> [TEXTE DU DOCUMENT]
Pourquoi y'a-t-il autant de festivals en Bretagne ?

Cet été encore, la Bretagne accueillera une foule de festivals majeurs, dans tous les styles. Comment cette région a-t-elle réussi à devenir aussi incontournable ? Et pourquoi les drapeaux bretons sont devenus un incontournable de chaque concert à l'air libre ? On fait le point.
  • Vieilles Charrues, Art Rock, La Route Du Rock, Motocultor, Transmusicales, festival du Roi Arthur, Binic Folk Blues Festival, et on pourrait continuer encore longtemps : parmi les plus grands festivals de France, ils sont nombreux à se dérouler en Bretagne. En 2019, 16 d’entre eux ont accueilli plus de 10 000 spectateurs. Si d’autres régions comme PACA ou l’Occitanie organisent un plus grand nombre de festivals, aucun n’accueille autant de moments aussi fédérateurs. C’est aussi en Bretagne que se déroule le festival qui réunit le plus grand nombre de spectateurs chaque année : les Interceltiques de Lorient, avec 800 000 spectateurs en 2019, et 80 000 par jour. Plus largement, c’est la région où la densité de festivals est la plus forte, avec 1 pour 20 à 25 000 habitants.

> [SÉRIE DE CONSIGNES]
a) Dressez la liste complète des festivals cités par leur nom dans le texte sur les festivals en Bretagne.
b) Traduisez en anglais la phrase suivante, tirée du texte sur les festivals en Bretagne : « C’est aussi en Bretagne que se déroule le festival qui réunit le plus grand nombre de spectateurs chaque année : les Interceltiques de Lorient, avec 800 000 spectateurs en 2019, et 80 000 par jour. »
c) Reprenez le texte sur les festivals en Bretagne à la suite de sa dernière phrase et prolongez-le de quelques phrases.

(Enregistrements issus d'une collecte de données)
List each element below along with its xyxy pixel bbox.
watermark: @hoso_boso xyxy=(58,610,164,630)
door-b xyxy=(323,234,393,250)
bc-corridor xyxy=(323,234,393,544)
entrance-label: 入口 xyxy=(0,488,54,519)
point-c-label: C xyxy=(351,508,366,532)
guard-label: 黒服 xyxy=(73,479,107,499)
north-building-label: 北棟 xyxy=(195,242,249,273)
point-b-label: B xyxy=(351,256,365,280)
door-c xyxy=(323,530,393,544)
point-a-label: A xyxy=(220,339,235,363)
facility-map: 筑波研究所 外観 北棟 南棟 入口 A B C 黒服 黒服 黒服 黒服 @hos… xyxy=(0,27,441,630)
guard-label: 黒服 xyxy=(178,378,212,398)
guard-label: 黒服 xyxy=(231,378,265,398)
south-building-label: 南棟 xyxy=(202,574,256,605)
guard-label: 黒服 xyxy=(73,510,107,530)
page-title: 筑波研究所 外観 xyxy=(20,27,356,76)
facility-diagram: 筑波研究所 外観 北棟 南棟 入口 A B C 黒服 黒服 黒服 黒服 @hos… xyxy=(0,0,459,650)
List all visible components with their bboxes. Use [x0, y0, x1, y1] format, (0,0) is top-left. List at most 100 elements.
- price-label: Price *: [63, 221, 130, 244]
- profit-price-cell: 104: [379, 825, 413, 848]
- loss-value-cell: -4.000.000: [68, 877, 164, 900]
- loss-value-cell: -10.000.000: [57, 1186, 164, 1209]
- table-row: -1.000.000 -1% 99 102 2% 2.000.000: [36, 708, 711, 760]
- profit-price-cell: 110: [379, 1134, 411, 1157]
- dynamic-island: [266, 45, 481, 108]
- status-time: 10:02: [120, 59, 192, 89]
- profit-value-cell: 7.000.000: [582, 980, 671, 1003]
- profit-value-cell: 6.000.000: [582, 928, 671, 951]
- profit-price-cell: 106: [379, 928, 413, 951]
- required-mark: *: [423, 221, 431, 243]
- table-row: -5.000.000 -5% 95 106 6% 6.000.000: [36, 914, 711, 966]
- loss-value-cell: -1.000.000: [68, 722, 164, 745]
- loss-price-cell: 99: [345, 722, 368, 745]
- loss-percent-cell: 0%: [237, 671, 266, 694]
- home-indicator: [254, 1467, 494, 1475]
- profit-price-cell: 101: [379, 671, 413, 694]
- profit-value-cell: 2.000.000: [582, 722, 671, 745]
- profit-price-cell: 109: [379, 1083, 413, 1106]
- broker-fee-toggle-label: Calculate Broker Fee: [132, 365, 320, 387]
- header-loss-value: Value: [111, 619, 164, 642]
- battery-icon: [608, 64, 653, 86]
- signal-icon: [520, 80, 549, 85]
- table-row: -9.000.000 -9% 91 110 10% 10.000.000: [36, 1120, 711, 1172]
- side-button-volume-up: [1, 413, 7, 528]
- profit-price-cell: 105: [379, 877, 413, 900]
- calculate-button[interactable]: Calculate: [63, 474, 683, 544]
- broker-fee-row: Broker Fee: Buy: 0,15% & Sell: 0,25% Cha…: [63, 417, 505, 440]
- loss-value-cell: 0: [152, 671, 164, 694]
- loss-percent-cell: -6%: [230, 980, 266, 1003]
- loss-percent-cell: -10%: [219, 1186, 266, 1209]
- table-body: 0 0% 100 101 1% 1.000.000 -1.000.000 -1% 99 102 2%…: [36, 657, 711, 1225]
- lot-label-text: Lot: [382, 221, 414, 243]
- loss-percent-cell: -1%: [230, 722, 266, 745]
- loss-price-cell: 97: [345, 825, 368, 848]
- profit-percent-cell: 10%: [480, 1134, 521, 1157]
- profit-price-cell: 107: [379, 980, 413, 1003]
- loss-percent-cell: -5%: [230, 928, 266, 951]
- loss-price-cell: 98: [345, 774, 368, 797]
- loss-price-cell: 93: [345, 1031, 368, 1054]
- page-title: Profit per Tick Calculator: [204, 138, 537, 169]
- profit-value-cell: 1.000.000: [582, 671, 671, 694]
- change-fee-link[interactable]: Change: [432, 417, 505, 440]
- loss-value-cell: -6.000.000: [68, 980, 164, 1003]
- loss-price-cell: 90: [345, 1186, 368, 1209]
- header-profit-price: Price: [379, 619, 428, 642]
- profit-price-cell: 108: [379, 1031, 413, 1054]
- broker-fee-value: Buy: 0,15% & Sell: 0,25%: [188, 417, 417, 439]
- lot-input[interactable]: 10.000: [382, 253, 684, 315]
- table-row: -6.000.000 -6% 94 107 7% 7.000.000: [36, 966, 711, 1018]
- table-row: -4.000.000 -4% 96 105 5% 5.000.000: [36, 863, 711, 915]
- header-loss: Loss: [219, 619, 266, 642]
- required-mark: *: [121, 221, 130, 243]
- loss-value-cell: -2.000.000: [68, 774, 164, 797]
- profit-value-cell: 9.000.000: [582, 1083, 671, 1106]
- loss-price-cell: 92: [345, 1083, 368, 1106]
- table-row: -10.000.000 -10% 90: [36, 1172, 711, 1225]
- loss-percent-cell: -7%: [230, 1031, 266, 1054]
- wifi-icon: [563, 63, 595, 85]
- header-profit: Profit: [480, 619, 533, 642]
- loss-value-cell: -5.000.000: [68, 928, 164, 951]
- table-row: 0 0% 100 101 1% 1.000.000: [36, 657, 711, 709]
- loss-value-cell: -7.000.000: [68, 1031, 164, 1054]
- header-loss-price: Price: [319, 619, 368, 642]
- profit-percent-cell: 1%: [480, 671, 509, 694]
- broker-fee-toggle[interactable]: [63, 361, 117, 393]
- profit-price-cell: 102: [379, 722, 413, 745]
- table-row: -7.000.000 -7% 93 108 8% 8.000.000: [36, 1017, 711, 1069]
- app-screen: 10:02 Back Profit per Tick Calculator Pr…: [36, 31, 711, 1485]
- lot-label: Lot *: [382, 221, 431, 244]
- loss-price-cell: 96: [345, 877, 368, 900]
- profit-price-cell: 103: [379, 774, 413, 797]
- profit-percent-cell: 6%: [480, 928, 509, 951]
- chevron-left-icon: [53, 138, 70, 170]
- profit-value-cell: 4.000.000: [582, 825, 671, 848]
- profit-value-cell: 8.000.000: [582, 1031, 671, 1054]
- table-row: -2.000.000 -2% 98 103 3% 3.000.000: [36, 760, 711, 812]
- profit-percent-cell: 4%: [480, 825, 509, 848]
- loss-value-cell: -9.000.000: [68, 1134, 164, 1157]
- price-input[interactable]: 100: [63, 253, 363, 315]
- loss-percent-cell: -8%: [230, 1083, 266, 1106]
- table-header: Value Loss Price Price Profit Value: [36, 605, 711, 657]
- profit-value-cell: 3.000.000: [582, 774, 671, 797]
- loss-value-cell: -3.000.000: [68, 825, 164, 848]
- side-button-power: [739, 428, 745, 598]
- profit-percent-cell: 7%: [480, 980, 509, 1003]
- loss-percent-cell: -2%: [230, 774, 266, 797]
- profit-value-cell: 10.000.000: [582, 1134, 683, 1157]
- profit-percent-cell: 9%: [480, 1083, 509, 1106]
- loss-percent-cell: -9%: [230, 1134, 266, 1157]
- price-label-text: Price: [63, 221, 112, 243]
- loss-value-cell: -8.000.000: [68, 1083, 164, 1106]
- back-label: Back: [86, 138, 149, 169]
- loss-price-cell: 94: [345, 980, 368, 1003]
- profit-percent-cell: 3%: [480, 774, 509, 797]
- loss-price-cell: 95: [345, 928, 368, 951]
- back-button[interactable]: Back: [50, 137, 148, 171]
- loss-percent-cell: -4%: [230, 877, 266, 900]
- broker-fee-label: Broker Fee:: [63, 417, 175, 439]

> [RÉPONSES FINALES]
a)
- Vieilles Charrues
- Art Rock
- La Route Du Rock
- Motocultor
- Transmusicales
- festival du Roi Arthur
- Binic Folk Blues Festival
- Interceltiques de Lorient

b) It is also in Brittany that the festival drawing the largest number of spectators every year takes place: the Interceltiques de Lorient, with 800,000 spectators in 2019, and 80,000 per day.

c)
    Comment une telle profusion est-elle possible ? Difficile d’avoir une réponse, puisque les facteurs sont très nombreux, et le hasard y joue probablement un rôle. Mais on peut avancer quelques pistes. Déjà, la Bretagne partage avec la Normandie une certaine proximité géographique avec le Royaume-Uni, qui a pu aider la diffusion des musiques électrifiées. Des villes comme Rennes, notamment, ont été parmi les premières à faire exister le rock hors de Paris, et faire valoir des artistes comme Marquis de Sade, Ubik ou Étienne Daho. Tous se sont fédérés autour des Transmusicales, qui ont ainsi pu jouer un rôle moteur dans le développement des festivals bretons. Mais cela ne suffit pas : la Normandie est elle aussi terre de rock, en particulier la ville de Rouen, sans pour autant multiplier les festivals.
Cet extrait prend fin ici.